Material provided:
+-------+
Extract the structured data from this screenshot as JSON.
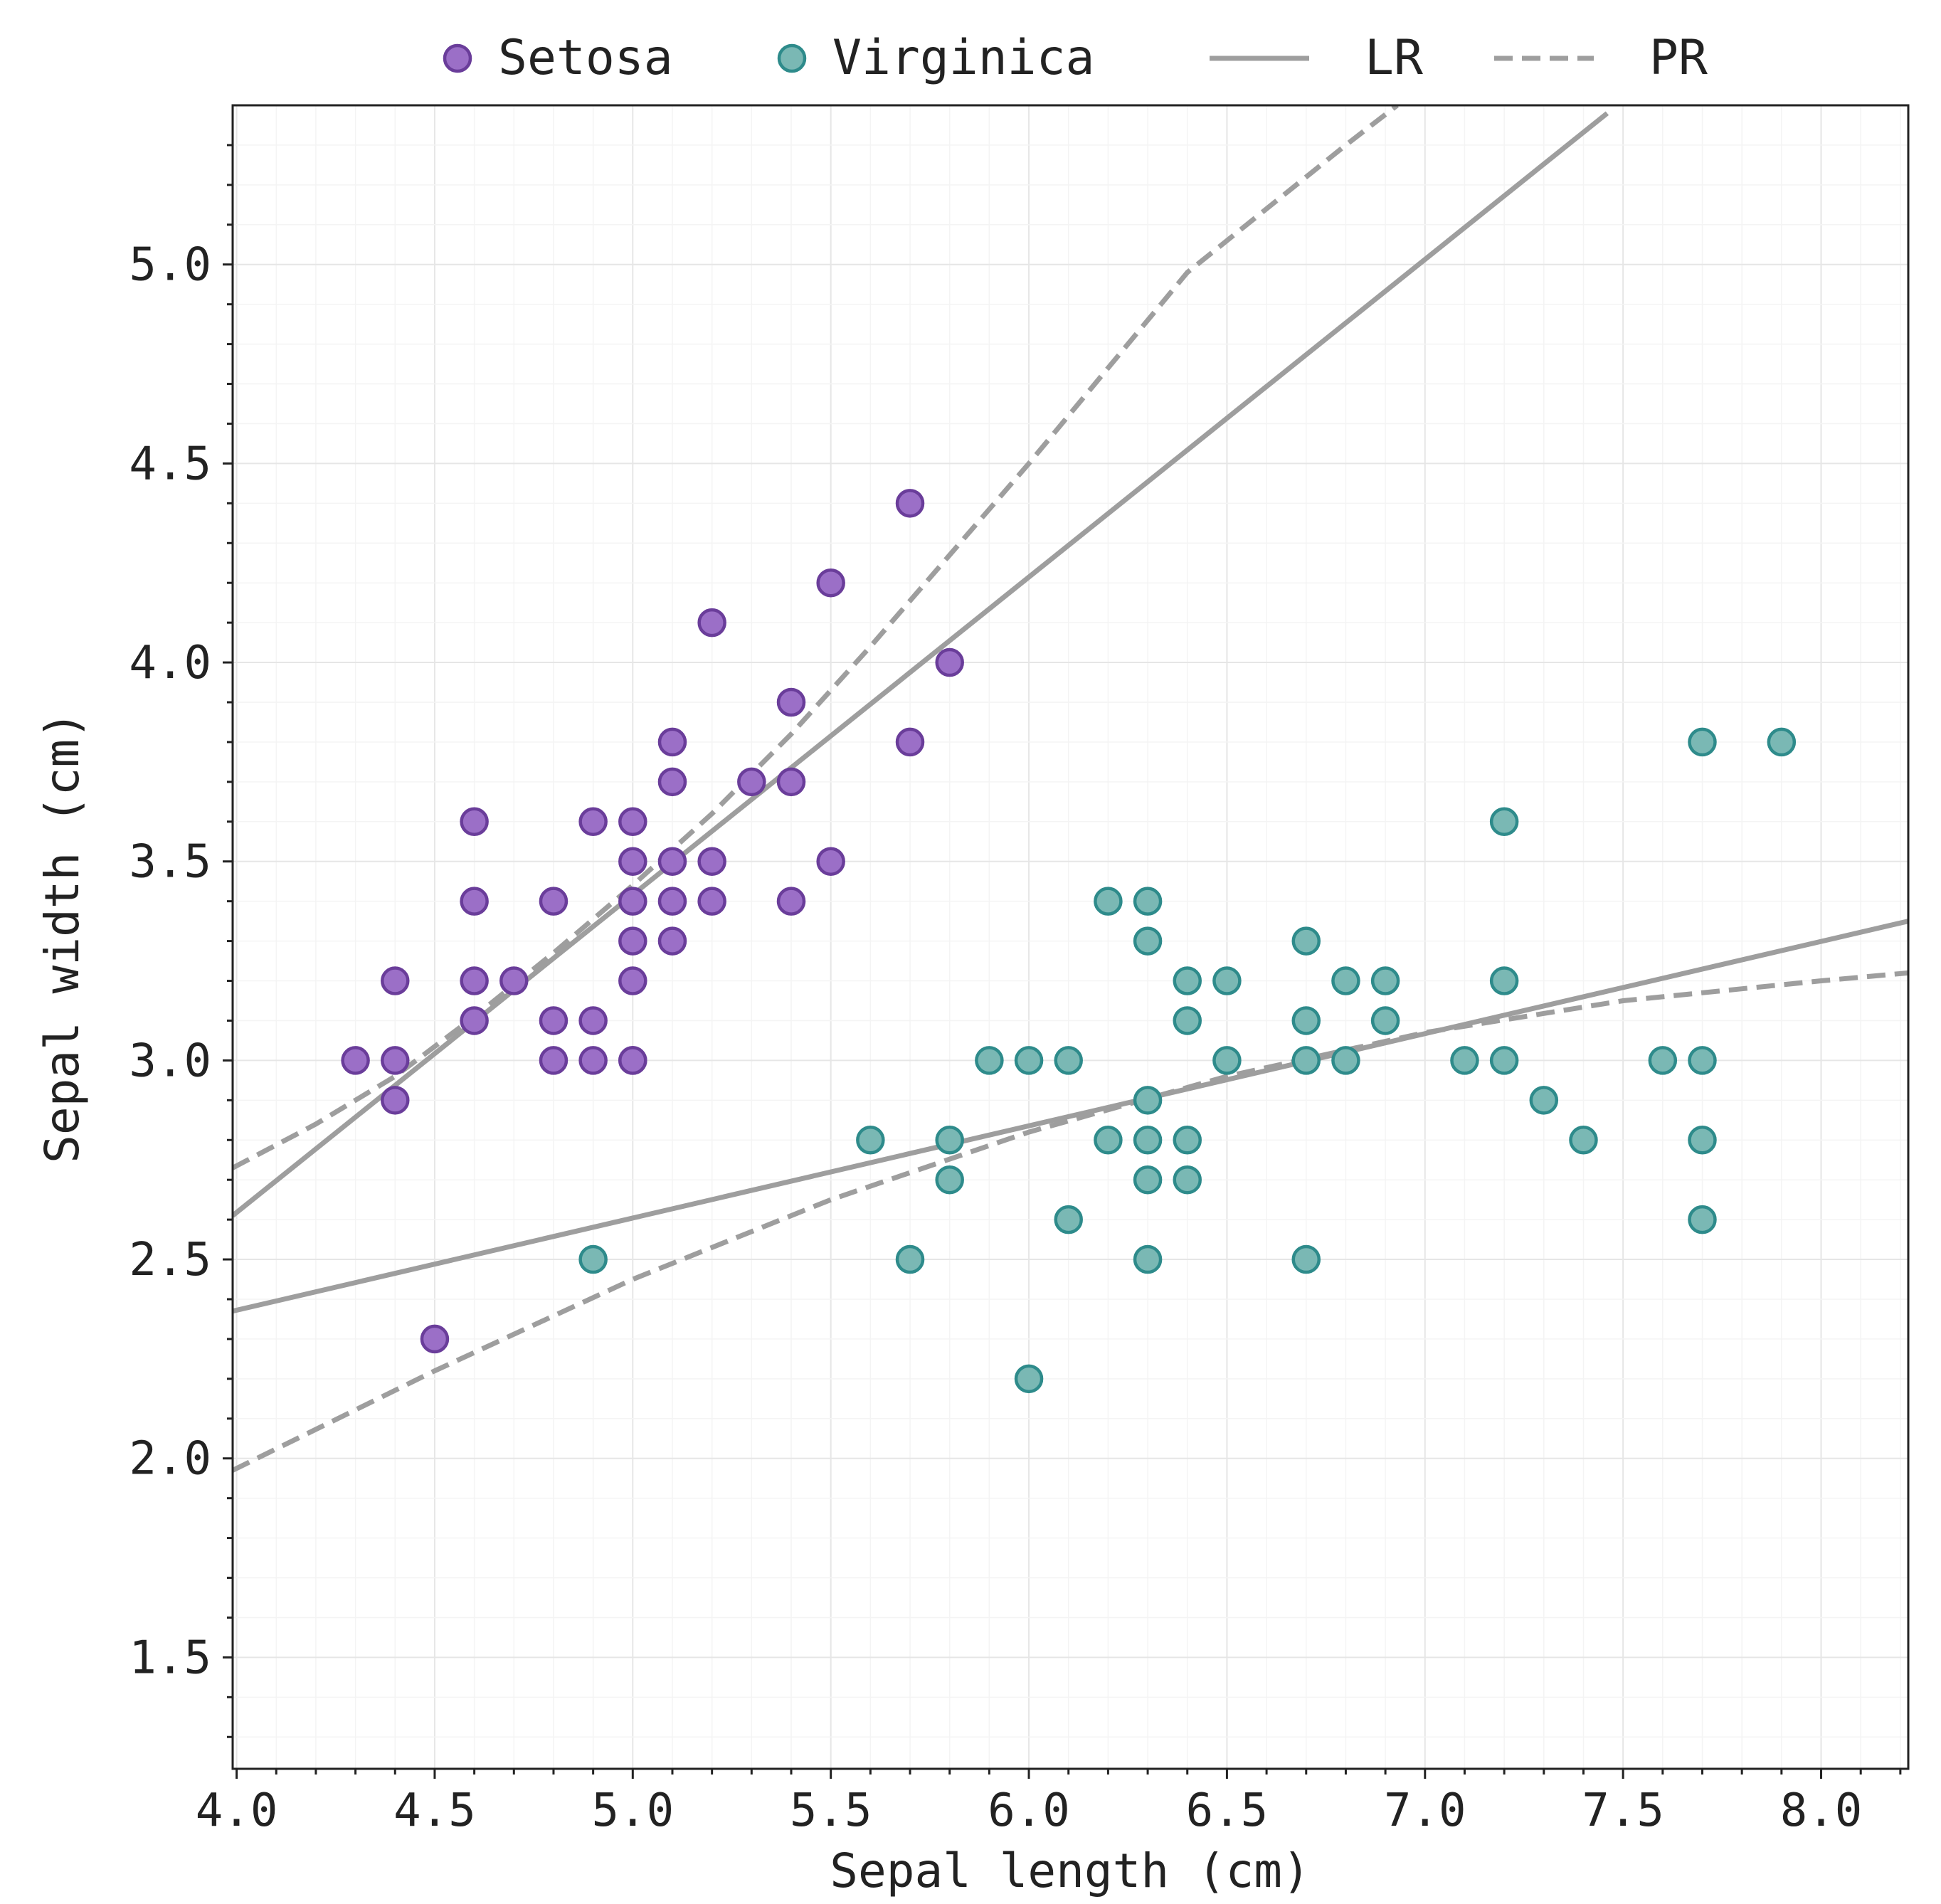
{
  "chart_data": {
    "type": "scatter",
    "title": "",
    "xlabel": "Sepal length (cm)",
    "ylabel": "Sepal width (cm)",
    "xlim": [
      3.99,
      8.22
    ],
    "ylim": [
      1.22,
      5.4
    ],
    "x_ticks": [
      4.0,
      4.5,
      5.0,
      5.5,
      6.0,
      6.5,
      7.0,
      7.5,
      8.0
    ],
    "x_tick_labels": [
      "4.0",
      "4.5",
      "5.0",
      "5.5",
      "6.0",
      "6.5",
      "7.0",
      "7.5",
      "8.0"
    ],
    "y_ticks": [
      1.5,
      2.0,
      2.5,
      3.0,
      3.5,
      4.0,
      4.5,
      5.0
    ],
    "y_tick_labels": [
      "1.5",
      "2.0",
      "2.5",
      "3.0",
      "3.5",
      "4.0",
      "4.5",
      "5.0"
    ],
    "grid": true,
    "legend_position": "top-center",
    "series": [
      {
        "name": "Setosa",
        "kind": "points",
        "fill": "#9b6fc7",
        "stroke": "#6a3d9a",
        "x": [
          4.3,
          4.4,
          4.4,
          4.4,
          4.5,
          4.6,
          4.6,
          4.6,
          4.6,
          4.7,
          4.8,
          4.8,
          4.8,
          4.9,
          4.9,
          4.9,
          5.0,
          5.0,
          5.0,
          5.0,
          5.0,
          5.0,
          5.0,
          5.1,
          5.1,
          5.1,
          5.1,
          5.1,
          5.2,
          5.2,
          5.2,
          5.3,
          5.4,
          5.4,
          5.4,
          5.5,
          5.5,
          5.7,
          5.7,
          5.8
        ],
        "y": [
          3.0,
          3.2,
          3.0,
          2.9,
          2.3,
          3.6,
          3.4,
          3.2,
          3.1,
          3.2,
          3.4,
          3.1,
          3.0,
          3.6,
          3.1,
          3.0,
          3.6,
          3.5,
          3.4,
          3.3,
          3.2,
          3.0,
          3.0,
          3.8,
          3.7,
          3.5,
          3.4,
          3.3,
          4.1,
          3.5,
          3.4,
          3.7,
          3.9,
          3.7,
          3.4,
          4.2,
          3.5,
          4.4,
          3.8,
          4.0
        ]
      },
      {
        "name": "Virginica",
        "kind": "points",
        "fill": "#7ab8b4",
        "stroke": "#2e8b8b",
        "x": [
          4.9,
          5.6,
          5.7,
          5.8,
          5.8,
          5.9,
          6.0,
          6.0,
          6.1,
          6.1,
          6.2,
          6.2,
          6.3,
          6.3,
          6.3,
          6.3,
          6.3,
          6.3,
          6.4,
          6.4,
          6.4,
          6.4,
          6.5,
          6.5,
          6.7,
          6.7,
          6.7,
          6.7,
          6.8,
          6.8,
          6.9,
          6.9,
          7.1,
          7.2,
          7.2,
          7.2,
          7.3,
          7.4,
          7.6,
          7.7,
          7.7,
          7.7,
          7.7,
          7.9
        ],
        "y": [
          2.5,
          2.8,
          2.5,
          2.8,
          2.7,
          3.0,
          3.0,
          2.2,
          3.0,
          2.6,
          3.4,
          2.8,
          3.4,
          3.3,
          2.9,
          2.8,
          2.7,
          2.5,
          3.2,
          3.1,
          2.8,
          2.7,
          3.2,
          3.0,
          3.3,
          3.1,
          3.0,
          2.5,
          3.2,
          3.0,
          3.2,
          3.1,
          3.0,
          3.6,
          3.2,
          3.0,
          2.9,
          2.8,
          3.0,
          3.8,
          3.0,
          2.8,
          2.6,
          3.8
        ]
      },
      {
        "name": "LR",
        "kind": "line",
        "dash": "solid",
        "color": "#9e9e9e",
        "fits": [
          {
            "x": [
              3.99,
              7.46
            ],
            "y": [
              2.61,
              5.38
            ]
          },
          {
            "x": [
              3.99,
              8.22
            ],
            "y": [
              2.37,
              3.35
            ]
          }
        ]
      },
      {
        "name": "PR",
        "kind": "line",
        "dash": "dashed",
        "color": "#9e9e9e",
        "fits": [
          {
            "x": [
              3.99,
              4.2,
              4.4,
              4.6,
              4.8,
              5.0,
              5.2,
              5.4,
              5.6,
              5.8,
              6.0,
              6.2,
              6.4,
              6.6,
              6.8,
              6.93
            ],
            "y": [
              2.73,
              2.84,
              2.96,
              3.11,
              3.27,
              3.44,
              3.62,
              3.82,
              4.04,
              4.27,
              4.5,
              4.74,
              4.98,
              5.14,
              5.3,
              5.4
            ]
          },
          {
            "x": [
              3.99,
              4.5,
              5.0,
              5.5,
              6.0,
              6.5,
              7.0,
              7.5,
              8.0,
              8.22
            ],
            "y": [
              1.97,
              2.22,
              2.45,
              2.65,
              2.82,
              2.96,
              3.07,
              3.15,
              3.2,
              3.22
            ]
          }
        ]
      }
    ]
  }
}
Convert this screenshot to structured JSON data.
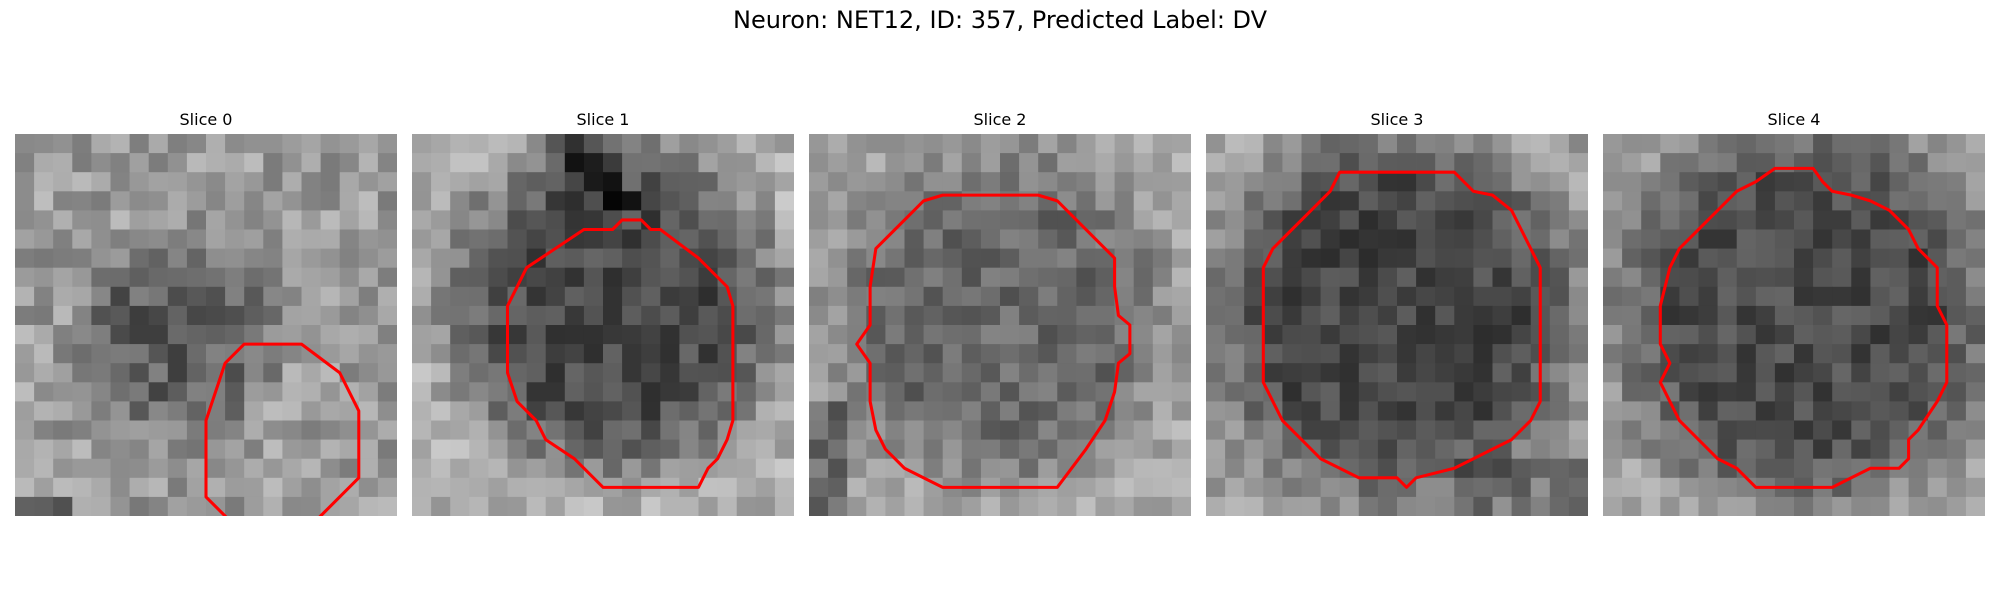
+-------+
Set the entries down again exactly. Do not include the images.

Extract the structured data from this screenshot as JSON.
{
  "chart_data": {
    "type": "scatter",
    "title": "",
    "xlabel": "Sepal length (cm)",
    "ylabel": "Sepal width (cm)",
    "xlim": [
      3.99,
      8.22
    ],
    "ylim": [
      1.22,
      5.4
    ],
    "x_ticks": [
      4.0,
      4.5,
      5.0,
      5.5,
      6.0,
      6.5,
      7.0,
      7.5,
      8.0
    ],
    "x_tick_labels": [
      "4.0",
      "4.5",
      "5.0",
      "5.5",
      "6.0",
      "6.5",
      "7.0",
      "7.5",
      "8.0"
    ],
    "y_ticks": [
      1.5,
      2.0,
      2.5,
      3.0,
      3.5,
      4.0,
      4.5,
      5.0
    ],
    "y_tick_labels": [
      "1.5",
      "2.0",
      "2.5",
      "3.0",
      "3.5",
      "4.0",
      "4.5",
      "5.0"
    ],
    "grid": true,
    "legend_position": "top-center",
    "series": [
      {
        "name": "Setosa",
        "kind": "points",
        "fill": "#9b6fc7",
        "stroke": "#6a3d9a",
        "x": [
          4.3,
          4.4,
          4.4,
          4.4,
          4.5,
          4.6,
          4.6,
          4.6,
          4.6,
          4.7,
          4.8,
          4.8,
          4.8,
          4.9,
          4.9,
          4.9,
          5.0,
          5.0,
          5.0,
          5.0,
          5.0,
          5.0,
          5.0,
          5.1,
          5.1,
          5.1,
          5.1,
          5.1,
          5.2,
          5.2,
          5.2,
          5.3,
          5.4,
          5.4,
          5.4,
          5.5,
          5.5,
          5.7,
          5.7,
          5.8
        ],
        "y": [
          3.0,
          3.2,
          3.0,
          2.9,
          2.3,
          3.6,
          3.4,
          3.2,
          3.1,
          3.2,
          3.4,
          3.1,
          3.0,
          3.6,
          3.1,
          3.0,
          3.6,
          3.5,
          3.4,
          3.3,
          3.2,
          3.0,
          3.0,
          3.8,
          3.7,
          3.5,
          3.4,
          3.3,
          4.1,
          3.5,
          3.4,
          3.7,
          3.9,
          3.7,
          3.4,
          4.2,
          3.5,
          4.4,
          3.8,
          4.0
        ]
      },
      {
        "name": "Virginica",
        "kind": "points",
        "fill": "#7ab8b4",
        "stroke": "#2e8b8b",
        "x": [
          4.9,
          5.6,
          5.7,
          5.8,
          5.8,
          5.9,
          6.0,
          6.0,
          6.1,
          6.1,
          6.2,
          6.2,
          6.3,
          6.3,
          6.3,
          6.3,
          6.3,
          6.3,
          6.4,
          6.4,
          6.4,
          6.4,
          6.5,
          6.5,
          6.7,
          6.7,
          6.7,
          6.7,
          6.8,
          6.8,
          6.9,
          6.9,
          7.1,
          7.2,
          7.2,
          7.2,
          7.3,
          7.4,
          7.6,
          7.7,
          7.7,
          7.7,
          7.7,
          7.9
        ],
        "y": [
          2.5,
          2.8,
          2.5,
          2.8,
          2.7,
          3.0,
          3.0,
          2.2,
          3.0,
          2.6,
          3.4,
          2.8,
          3.4,
          3.3,
          2.9,
          2.8,
          2.7,
          2.5,
          3.2,
          3.1,
          2.8,
          2.7,
          3.2,
          3.0,
          3.3,
          3.1,
          3.0,
          2.5,
          3.2,
          3.0,
          3.2,
          3.1,
          3.0,
          3.6,
          3.2,
          3.0,
          2.9,
          2.8,
          3.0,
          3.8,
          3.0,
          2.8,
          2.6,
          3.8
        ]
      },
      {
        "name": "LR",
        "kind": "line",
        "dash": "solid",
        "color": "#9e9e9e",
        "fits": [
          {
            "x": [
              3.99,
              7.46
            ],
            "y": [
              2.61,
              5.38
            ]
          },
          {
            "x": [
              3.99,
              8.22
            ],
            "y": [
              2.37,
              3.35
            ]
          }
        ]
      },
      {
        "name": "PR",
        "kind": "line",
        "dash": "dashed",
        "color": "#9e9e9e",
        "fits": [
          {
            "x": [
              3.99,
              4.2,
              4.4,
              4.6,
              4.8,
              5.0,
              5.2,
              5.4,
              5.6,
              5.8,
              6.0,
              6.2,
              6.4,
              6.6,
              6.8,
              6.93
            ],
            "y": [
              2.73,
              2.84,
              2.96,
              3.11,
              3.27,
              3.44,
              3.62,
              3.82,
              4.04,
              4.27,
              4.5,
              4.74,
              4.98,
              5.14,
              5.3,
              5.4
            ]
          },
          {
            "x": [
              3.99,
              4.5,
              5.0,
              5.5,
              6.0,
              6.5,
              7.0,
              7.5,
              8.0,
              8.22
            ],
            "y": [
              1.97,
              2.22,
              2.45,
              2.65,
              2.82,
              2.96,
              3.07,
              3.15,
              3.2,
              3.22
            ]
          }
        ]
      }
    ]
  }
}
Convert this screenshot to structured JSON data.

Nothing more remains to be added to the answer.